┌─ Task data

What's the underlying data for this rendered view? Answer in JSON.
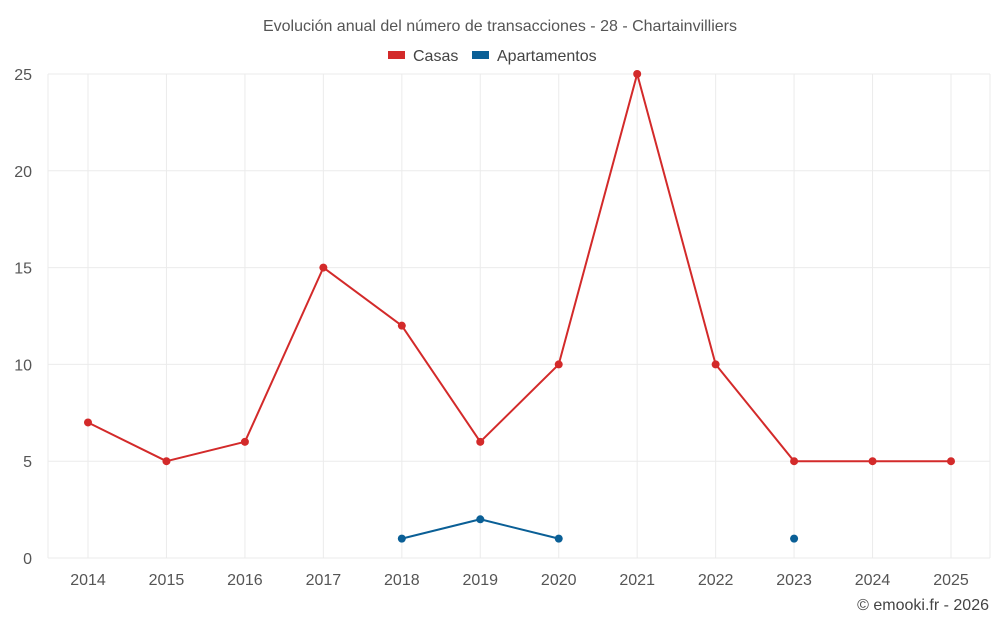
{
  "chart_data": {
    "type": "line",
    "title": "Evolución anual del número de transacciones - 28 - Chartainvilliers",
    "categories": [
      "2014",
      "2015",
      "2016",
      "2017",
      "2018",
      "2019",
      "2020",
      "2021",
      "2022",
      "2023",
      "2024",
      "2025"
    ],
    "series": [
      {
        "name": "Casas",
        "color": "#d32a2a",
        "values": [
          7,
          5,
          6,
          15,
          12,
          6,
          10,
          25,
          10,
          5,
          5,
          5
        ]
      },
      {
        "name": "Apartamentos",
        "color": "#0a5f96",
        "values": [
          null,
          null,
          null,
          null,
          1,
          2,
          1,
          null,
          null,
          1,
          null,
          null
        ]
      }
    ],
    "ylim": [
      0,
      25
    ],
    "yticks": [
      0,
      5,
      10,
      15,
      20,
      25
    ],
    "xlabel": "",
    "ylabel": "",
    "grid": true,
    "legend": "top-center"
  },
  "credit": "© emooki.fr - 2026"
}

└─

Write the listing out a second time exactly, dropping all images.

- [Right answer]:
What's the underlying data for this rendered view? Answer in JSON.
{
  "chart_data": {
    "type": "line",
    "title": "Evolución anual del número de transacciones - 28 - Chartainvilliers",
    "categories": [
      "2014",
      "2015",
      "2016",
      "2017",
      "2018",
      "2019",
      "2020",
      "2021",
      "2022",
      "2023",
      "2024",
      "2025"
    ],
    "series": [
      {
        "name": "Casas",
        "color": "#d32a2a",
        "values": [
          7,
          5,
          6,
          15,
          12,
          6,
          10,
          25,
          10,
          5,
          5,
          5
        ]
      },
      {
        "name": "Apartamentos",
        "color": "#0a5f96",
        "values": [
          null,
          null,
          null,
          null,
          1,
          2,
          1,
          null,
          null,
          1,
          null,
          null
        ]
      }
    ],
    "ylim": [
      0,
      25
    ],
    "yticks": [
      0,
      5,
      10,
      15,
      20,
      25
    ],
    "xlabel": "",
    "ylabel": "",
    "grid": true,
    "legend": "top-center"
  },
  "credit": "© emooki.fr - 2026"
}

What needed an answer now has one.